======== Data extract ========

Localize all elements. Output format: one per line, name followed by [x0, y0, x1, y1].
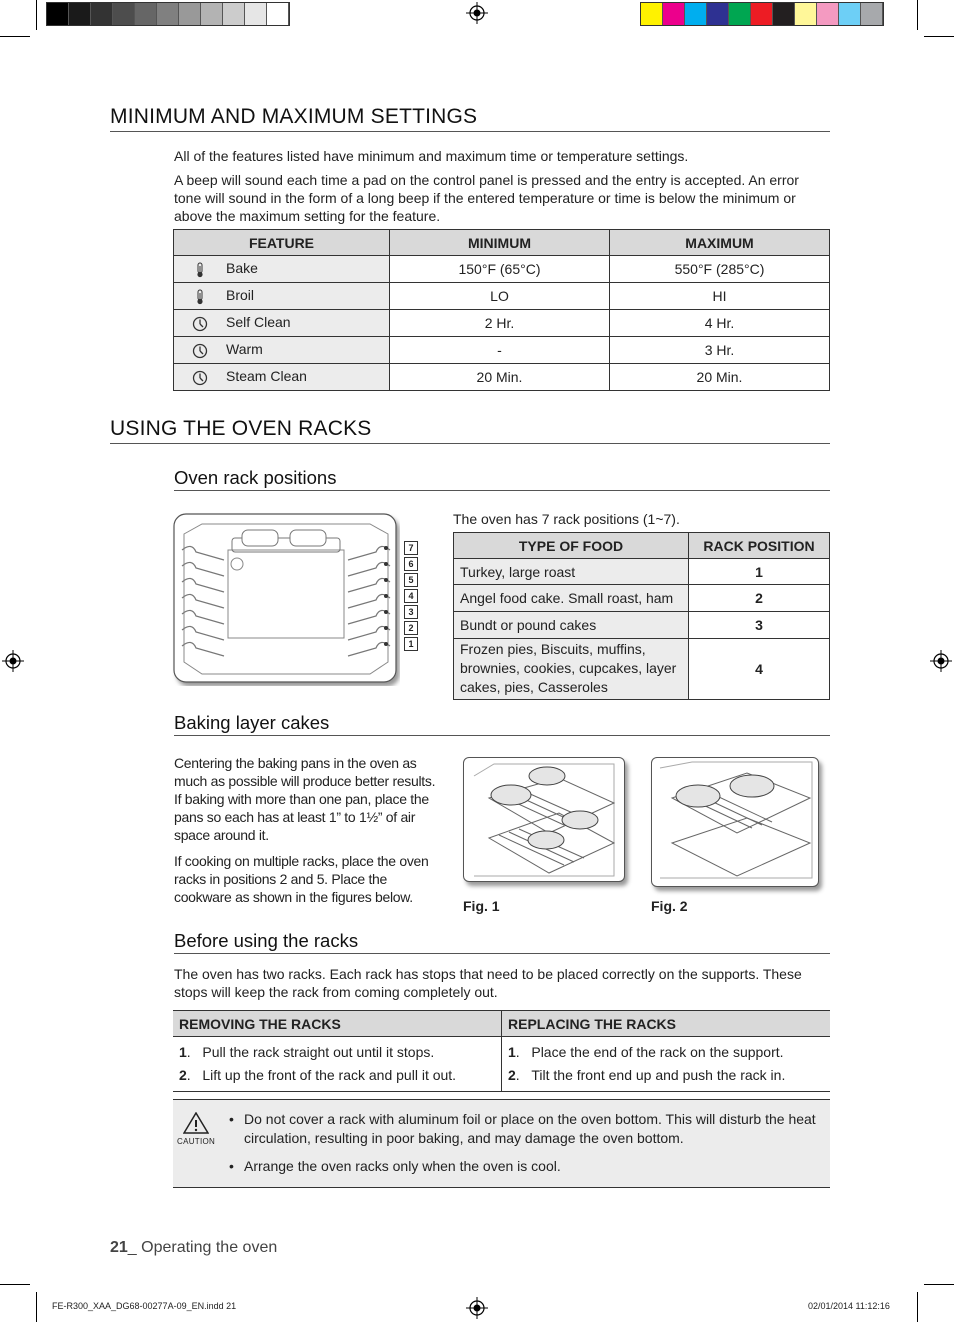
column-header-removing: REMOVING THE RACKS [173, 1011, 502, 1037]
color-swatch [707, 3, 729, 25]
step-item: 1. Place the end of the rack on the support. [508, 1044, 784, 1060]
replacing-steps [502, 1037, 831, 1092]
maximum-cell: 20 Min. [610, 364, 830, 391]
table-row [174, 337, 830, 364]
table-row [454, 559, 830, 585]
gray-swatch [113, 3, 135, 25]
min-max-intro: All of the features listed have minimum and maximum time or temperature settings. [174, 148, 689, 164]
color-swatch [685, 3, 707, 25]
removing-steps [173, 1037, 502, 1092]
table-row [454, 585, 830, 612]
minimum-cell: 150°F (65°C) [390, 256, 610, 283]
caution-icon [183, 1112, 209, 1134]
maximum-cell: 550°F (285°C) [610, 256, 830, 283]
column-header-type-of-food: TYPE OF FOOD [454, 533, 689, 559]
file-name: FE-R300_XAA_DG68-00277A-09_EN.indd 21 [52, 1301, 237, 1311]
feature-cell: Broil [174, 283, 390, 310]
rack-label: 6 [404, 557, 418, 571]
color-swatch [751, 3, 773, 25]
rack-label: 2 [404, 621, 418, 635]
gray-swatch [69, 3, 91, 25]
position-cell: 2 [689, 585, 830, 612]
crop-mark [36, 0, 37, 30]
crop-mark [917, 0, 918, 30]
registration-mark-icon [930, 650, 952, 672]
gray-swatch [135, 3, 157, 25]
color-swatch [663, 3, 685, 25]
gray-swatch [179, 3, 201, 25]
position-cell: 3 [689, 612, 830, 639]
gray-swatch [91, 3, 113, 25]
column-header-replacing: REPLACING THE RACKS [502, 1011, 831, 1037]
step-item: 2. Tilt the front end up and push the rack in. [508, 1067, 786, 1083]
page-number: 21 [110, 1239, 128, 1256]
column-header-minimum: MINIMUM [390, 230, 610, 256]
crop-mark [36, 1292, 37, 1322]
crop-mark [924, 1284, 954, 1285]
column-header-maximum: MAXIMUM [610, 230, 830, 256]
rack-label: 7 [404, 541, 418, 555]
minimum-cell: 20 Min. [390, 364, 610, 391]
print-date-time: 02/01/2014 11:12:16 [808, 1301, 890, 1311]
table-row [454, 639, 830, 700]
rack-label: 5 [404, 573, 418, 587]
clock-icon [192, 370, 208, 386]
before-using-paragraph: The oven has two racks. Each rack has stops that need to be placed correctly on the supports. These stops will keep the rack from coming completely out. [174, 966, 802, 1000]
color-swatch [641, 3, 663, 25]
caution-label: CAUTION [177, 1137, 216, 1146]
caution-bullet: • Do not cover a rack with aluminum foil or place on the oven bottom. This will disturb the heat circulation, resulting in poor baking, and may damage the oven bottom. [229, 1111, 816, 1146]
color-swatch [839, 3, 861, 25]
maximum-cell: HI [610, 283, 830, 310]
step-item: 1. Pull the rack straight out until it stops. [179, 1044, 435, 1060]
figure-1-caption: Fig. 1 [463, 898, 500, 914]
thermometer-icon [192, 262, 208, 278]
clock-icon [192, 343, 208, 359]
caution-bullet: • Arrange the oven racks only when the oven is cool. [229, 1158, 561, 1174]
position-cell: 1 [689, 559, 830, 585]
gray-swatch [47, 3, 69, 25]
feature-cell: Warm [174, 337, 390, 364]
position-cell: 4 [689, 639, 830, 700]
color-swatch [773, 3, 795, 25]
crop-mark [0, 36, 30, 37]
clock-icon [192, 316, 208, 332]
subsection-title-before-using-racks: Before using the racks [174, 930, 830, 954]
crop-mark [924, 36, 954, 37]
minimum-cell: 2 Hr. [390, 310, 610, 337]
minimum-cell: - [390, 337, 610, 364]
gray-swatch [245, 3, 267, 25]
figure-2-caption: Fig. 2 [651, 898, 688, 914]
column-header-rack-position: RACK POSITION [689, 533, 830, 559]
registration-mark-icon [466, 1297, 488, 1319]
step-item: 2. Lift up the front of the rack and pull it out. [179, 1067, 457, 1083]
minimum-cell: LO [390, 283, 610, 310]
column-header-feature: FEATURE [174, 230, 390, 256]
table-row [174, 310, 830, 337]
subsection-title-rack-positions: Oven rack positions [174, 467, 830, 491]
rack-label: 3 [404, 605, 418, 619]
gray-swatch [201, 3, 223, 25]
table-row [454, 612, 830, 639]
figure-2-image [651, 757, 819, 887]
maximum-cell: 4 Hr. [610, 310, 830, 337]
table-row [174, 283, 830, 310]
crop-mark [917, 1292, 918, 1322]
min-max-table [173, 229, 830, 391]
feature-cell: Self Clean [174, 310, 390, 337]
thermometer-icon [192, 289, 208, 305]
gray-swatch [267, 3, 289, 25]
table-row [174, 364, 830, 391]
rack-label: 1 [404, 637, 418, 651]
section-title-min-max: MINIMUM AND MAXIMUM SETTINGS [110, 105, 830, 132]
gray-swatch [157, 3, 179, 25]
caution-box [173, 1099, 830, 1188]
registration-mark-icon [2, 650, 24, 672]
color-swatch [795, 3, 817, 25]
registration-mark-icon [466, 2, 488, 24]
table-row [174, 256, 830, 283]
food-cell: Bundt or pound cakes [454, 612, 689, 639]
figure-1-image [463, 757, 625, 882]
feature-cell: Bake [174, 256, 390, 283]
min-max-description: A beep will sound each time a pad on the control panel is pressed and the entry is accepted. An error tone will sound in the form of a long beep if the entered temperature or time is below the minimum or above the maximum setting for the feature. [174, 172, 799, 224]
baking-paragraph-2: If cooking on multiple racks, place the oven racks in positions 2 and 5. Place the cookware as shown in the figures below. [174, 853, 429, 905]
baking-paragraph-1: Centering the baking pans in the oven as much as possible will produce better results. If baking with more than one pan, place the pans so each has at least 1” to 1½” of air space around it. [174, 755, 436, 843]
oven-rack-diagram [172, 512, 400, 686]
page-label: _ Operating the oven [127, 1239, 278, 1256]
rack-label: 4 [404, 589, 418, 603]
color-swatch [861, 3, 883, 25]
page-footer [110, 1239, 277, 1257]
racks-instructions-table [173, 1010, 830, 1092]
rack-positions-intro: The oven has 7 rack positions (1~7). [453, 511, 680, 527]
grayscale-calibration-bar [46, 2, 290, 26]
section-title-oven-racks: USING THE OVEN RACKS [110, 417, 830, 444]
feature-cell: Steam Clean [174, 364, 390, 391]
color-swatch [729, 3, 751, 25]
food-cell: Turkey, large roast [454, 559, 689, 585]
food-cell: Angel food cake. Small roast, ham [454, 585, 689, 612]
color-calibration-bar [640, 2, 884, 26]
crop-mark [0, 1284, 30, 1285]
color-swatch [817, 3, 839, 25]
food-cell: Frozen pies, Biscuits, muffins, brownies, cookies, cupcakes, layer cakes, pies, Casseroles [454, 639, 689, 700]
maximum-cell: 3 Hr. [610, 337, 830, 364]
rack-position-table [453, 532, 830, 700]
subsection-title-baking-layer-cakes: Baking layer cakes [174, 712, 830, 736]
gray-swatch [223, 3, 245, 25]
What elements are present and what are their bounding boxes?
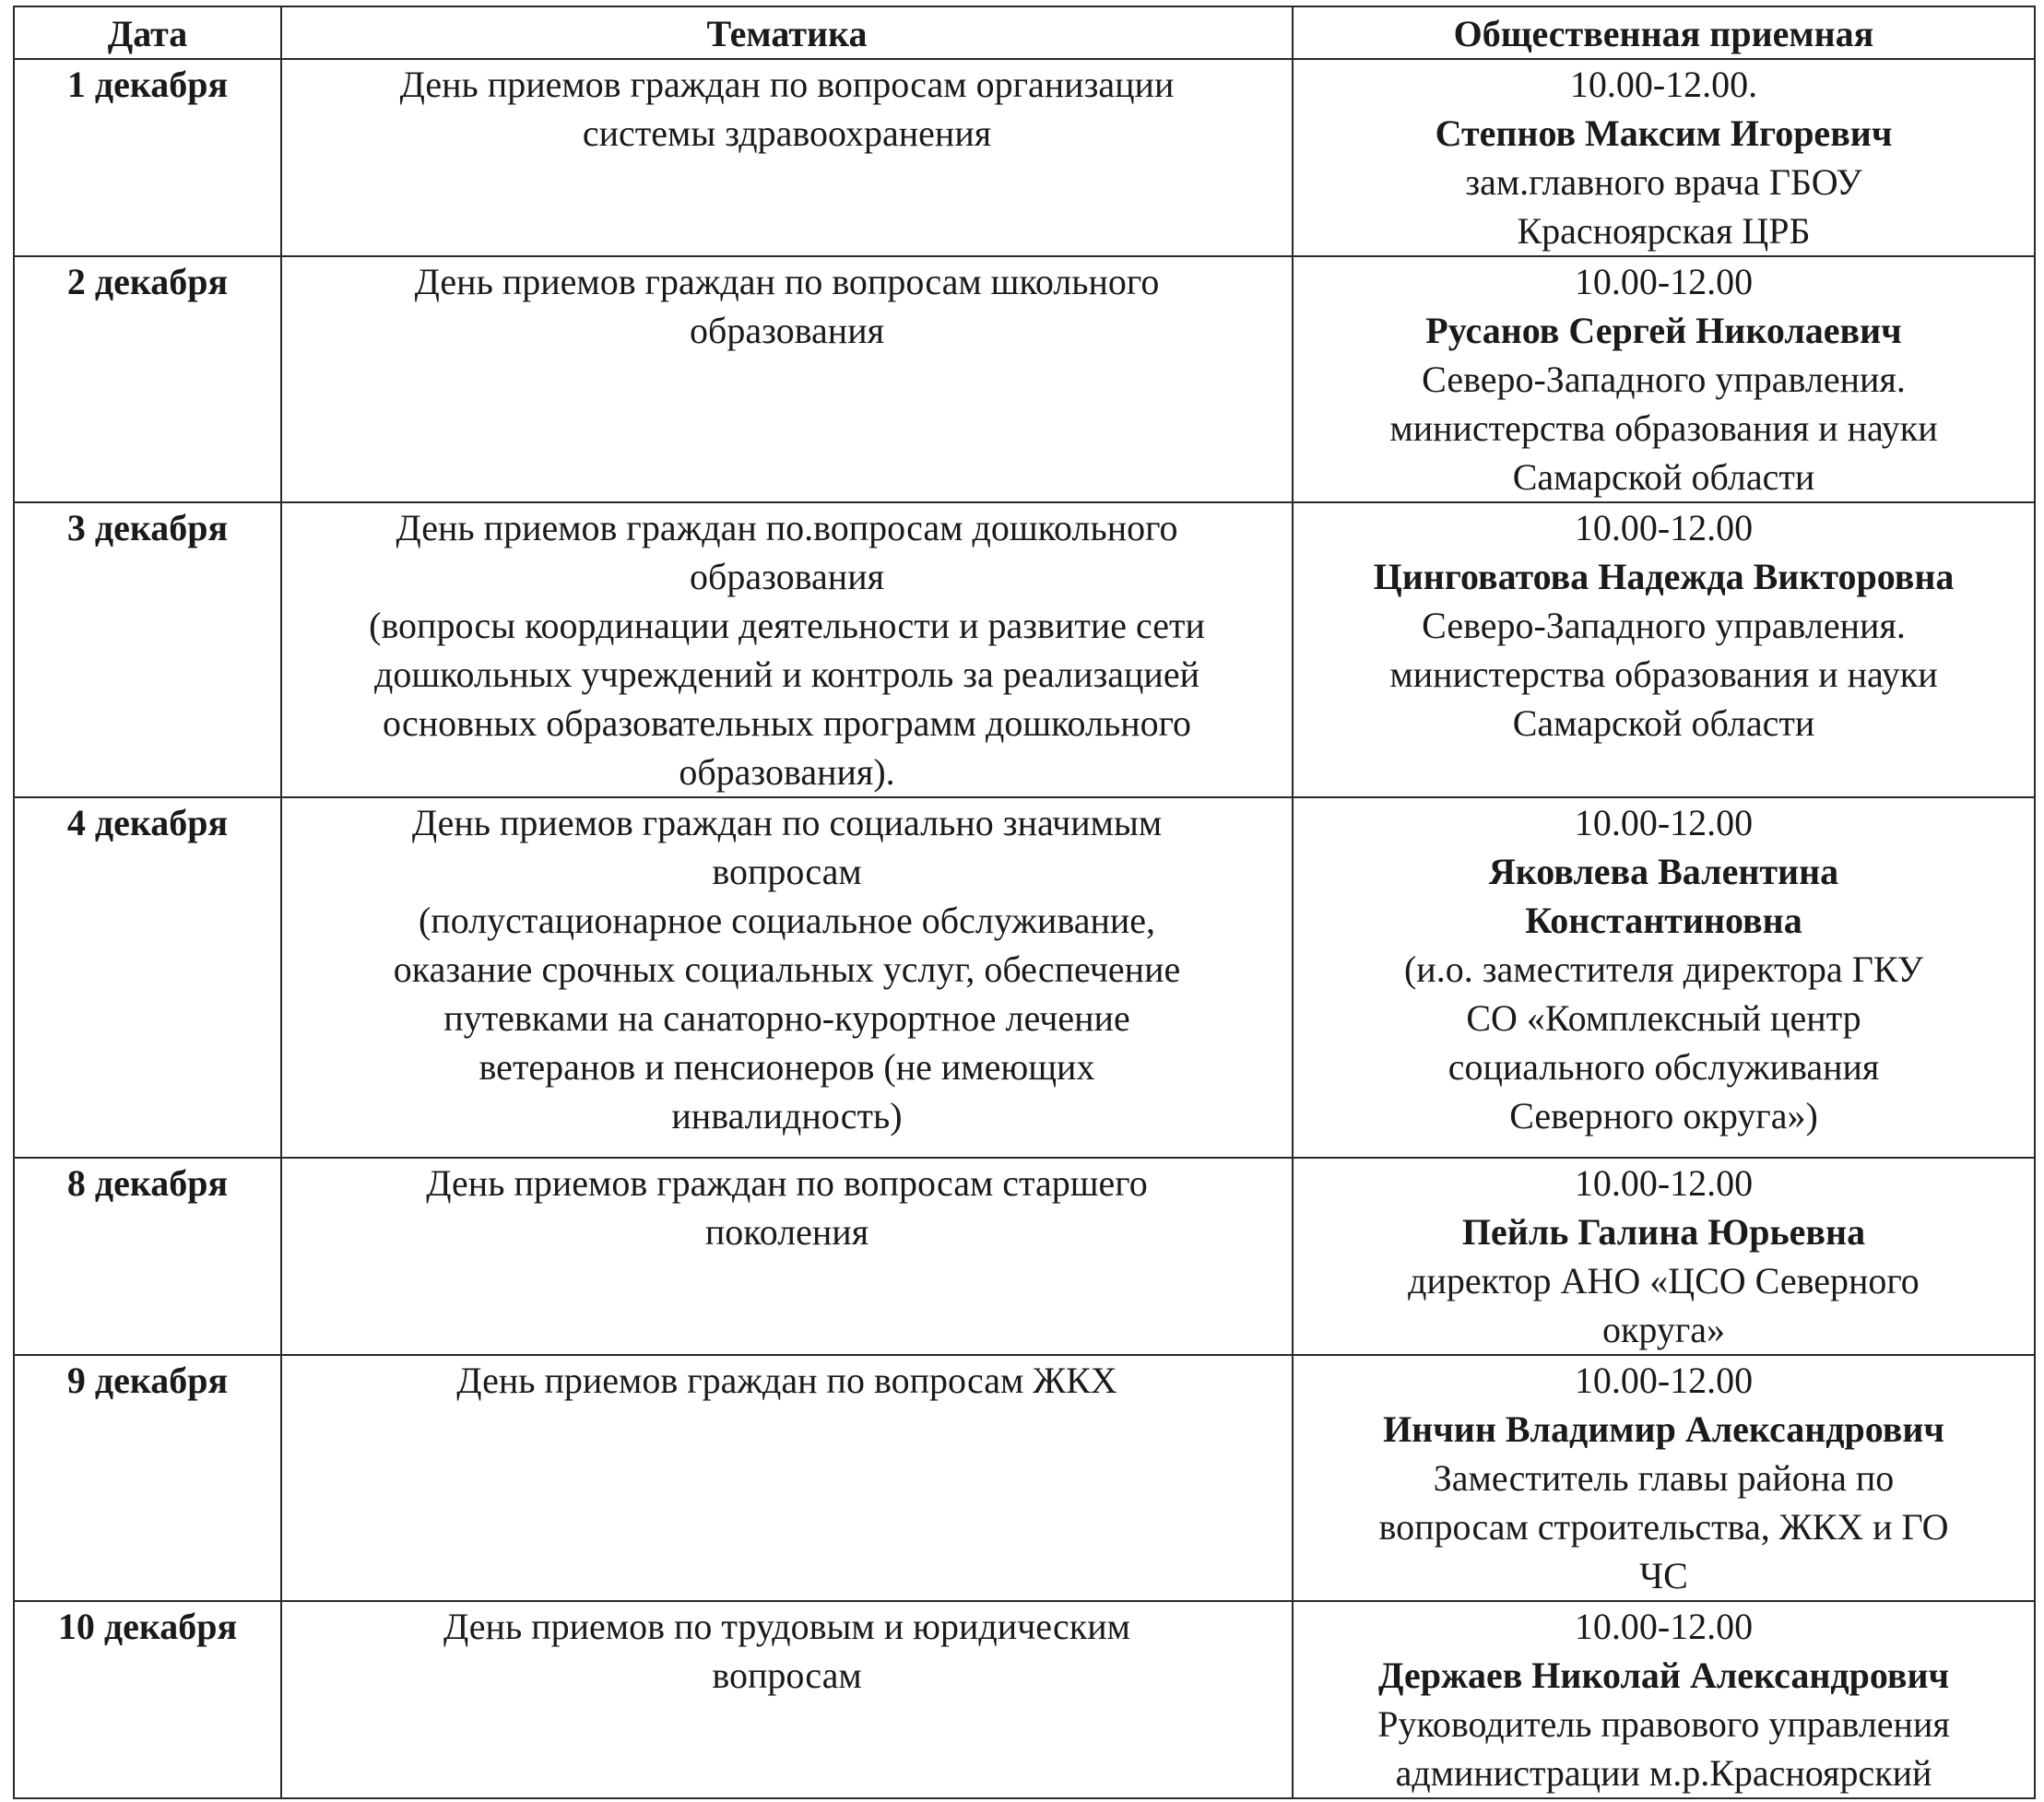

========

▶ _Work to be completed_
Reproduce all of the material above word for word, leaving out the pictures.

▶ _Result of the task_
Localize all elements. Output format: one per line, name followed by [x0, y0, x1, y1].
column-header-removing: REMOVING THE RACKS [173, 1011, 502, 1037]
color-swatch [707, 3, 729, 25]
step-item: 1. Place the end of the rack on the support. [508, 1044, 784, 1060]
replacing-steps [502, 1037, 831, 1092]
maximum-cell: 20 Min. [610, 364, 830, 391]
table-row [174, 337, 830, 364]
table-row [454, 559, 830, 585]
gray-swatch [113, 3, 135, 25]
min-max-intro: All of the features listed have minimum and maximum time or temperature settings. [174, 148, 689, 164]
color-swatch [685, 3, 707, 25]
removing-steps [173, 1037, 502, 1092]
table-row [454, 585, 830, 612]
minimum-cell: 150°F (65°C) [390, 256, 610, 283]
caution-icon [183, 1112, 209, 1134]
maximum-cell: 550°F (285°C) [610, 256, 830, 283]
column-header-type-of-food: TYPE OF FOOD [454, 533, 689, 559]
file-name: FE-R300_XAA_DG68-00277A-09_EN.indd 21 [52, 1301, 237, 1311]
feature-cell: Broil [174, 283, 390, 310]
rack-label: 6 [404, 557, 418, 571]
color-swatch [751, 3, 773, 25]
rack-label: 2 [404, 621, 418, 635]
gray-swatch [69, 3, 91, 25]
position-cell: 2 [689, 585, 830, 612]
crop-mark [36, 0, 37, 30]
crop-mark [917, 0, 918, 30]
registration-mark-icon [930, 650, 952, 672]
gray-swatch [135, 3, 157, 25]
color-swatch [663, 3, 685, 25]
gray-swatch [179, 3, 201, 25]
position-cell: 3 [689, 612, 830, 639]
gray-swatch [91, 3, 113, 25]
column-header-replacing: REPLACING THE RACKS [502, 1011, 831, 1037]
step-item: 2. Tilt the front end up and push the rack in. [508, 1067, 786, 1083]
page-number: 21 [110, 1239, 128, 1256]
column-header-minimum: MINIMUM [390, 230, 610, 256]
crop-mark [36, 1292, 37, 1322]
crop-mark [924, 1284, 954, 1285]
column-header-maximum: MAXIMUM [610, 230, 830, 256]
rack-label: 7 [404, 541, 418, 555]
minimum-cell: 20 Min. [390, 364, 610, 391]
print-date-time: 02/01/2014 11:12:16 [808, 1301, 890, 1311]
table-row [454, 639, 830, 700]
rack-label: 5 [404, 573, 418, 587]
clock-icon [192, 370, 208, 386]
before-using-paragraph: The oven has two racks. Each rack has stops that need to be placed correctly on the supports. These stops will keep the rack from coming completely out. [174, 966, 802, 1000]
color-swatch [641, 3, 663, 25]
caution-label: CAUTION [177, 1137, 216, 1146]
caution-bullet: • Do not cover a rack with aluminum foil or place on the oven bottom. This will disturb the heat circulation, resulting in poor baking, and may damage the oven bottom. [229, 1111, 816, 1146]
color-swatch [839, 3, 861, 25]
maximum-cell: HI [610, 283, 830, 310]
step-item: 1. Pull the rack straight out until it stops. [179, 1044, 435, 1060]
figure-1-caption: Fig. 1 [463, 898, 500, 914]
thermometer-icon [192, 262, 208, 278]
clock-icon [192, 343, 208, 359]
caution-bullet: • Arrange the oven racks only when the oven is cool. [229, 1158, 561, 1174]
position-cell: 1 [689, 559, 830, 585]
gray-swatch [47, 3, 69, 25]
feature-cell: Warm [174, 337, 390, 364]
position-cell: 4 [689, 639, 830, 700]
color-swatch [773, 3, 795, 25]
crop-mark [0, 36, 30, 37]
clock-icon [192, 316, 208, 332]
subsection-title-before-using-racks: Before using the racks [174, 930, 830, 954]
crop-mark [924, 36, 954, 37]
minimum-cell: 2 Hr. [390, 310, 610, 337]
minimum-cell: - [390, 337, 610, 364]
gray-swatch [245, 3, 267, 25]
figure-2-caption: Fig. 2 [651, 898, 688, 914]
column-header-rack-position: RACK POSITION [689, 533, 830, 559]
registration-mark-icon [466, 1297, 488, 1319]
step-item: 2. Lift up the front of the rack and pull it out. [179, 1067, 457, 1083]
minimum-cell: LO [390, 283, 610, 310]
column-header-feature: FEATURE [174, 230, 390, 256]
table-row [174, 310, 830, 337]
subsection-title-rack-positions: Oven rack positions [174, 467, 830, 491]
rack-label: 3 [404, 605, 418, 619]
gray-swatch [201, 3, 223, 25]
table-row [454, 612, 830, 639]
figure-2-image [651, 757, 819, 887]
maximum-cell: 4 Hr. [610, 310, 830, 337]
table-row [174, 283, 830, 310]
crop-mark [917, 1292, 918, 1322]
min-max-table [173, 229, 830, 391]
feature-cell: Self Clean [174, 310, 390, 337]
thermometer-icon [192, 289, 208, 305]
gray-swatch [267, 3, 289, 25]
table-row [174, 364, 830, 391]
rack-label: 1 [404, 637, 418, 651]
section-title-min-max: MINIMUM AND MAXIMUM SETTINGS [110, 105, 830, 132]
gray-swatch [157, 3, 179, 25]
caution-box [173, 1099, 830, 1188]
registration-mark-icon [2, 650, 24, 672]
color-swatch [795, 3, 817, 25]
registration-mark-icon [466, 2, 488, 24]
table-row [174, 256, 830, 283]
food-cell: Bundt or pound cakes [454, 612, 689, 639]
figure-1-image [463, 757, 625, 882]
feature-cell: Bake [174, 256, 390, 283]
min-max-description: A beep will sound each time a pad on the control panel is pressed and the entry is accepted. An error tone will sound in the form of a long beep if the entered temperature or time is below the minimum or above the maximum setting for the feature. [174, 172, 799, 224]
baking-paragraph-2: If cooking on multiple racks, place the oven racks in positions 2 and 5. Place the cookware as shown in the figures below. [174, 853, 429, 905]
baking-paragraph-1: Centering the baking pans in the oven as much as possible will produce better results. If baking with more than one pan, place the pans so each has at least 1” to 1½” of air space around it. [174, 755, 436, 843]
oven-rack-diagram [172, 512, 400, 686]
page-label: _ Operating the oven [127, 1239, 278, 1256]
rack-label: 4 [404, 589, 418, 603]
color-swatch [861, 3, 883, 25]
page-footer [110, 1239, 277, 1257]
racks-instructions-table [173, 1010, 830, 1092]
rack-positions-intro: The oven has 7 rack positions (1~7). [453, 511, 680, 527]
grayscale-calibration-bar [46, 2, 290, 26]
section-title-oven-racks: USING THE OVEN RACKS [110, 417, 830, 444]
feature-cell: Steam Clean [174, 364, 390, 391]
color-swatch [729, 3, 751, 25]
food-cell: Turkey, large roast [454, 559, 689, 585]
food-cell: Angel food cake. Small roast, ham [454, 585, 689, 612]
color-calibration-bar [640, 2, 884, 26]
crop-mark [0, 1284, 30, 1285]
color-swatch [817, 3, 839, 25]
food-cell: Frozen pies, Biscuits, muffins, brownies, cookies, cupcakes, layer cakes, pies, Casseroles [454, 639, 689, 700]
maximum-cell: 3 Hr. [610, 337, 830, 364]
rack-position-table [453, 532, 830, 700]
subsection-title-baking-layer-cakes: Baking layer cakes [174, 712, 830, 736]
gray-swatch [223, 3, 245, 25]
What elements are present and what are their bounding boxes?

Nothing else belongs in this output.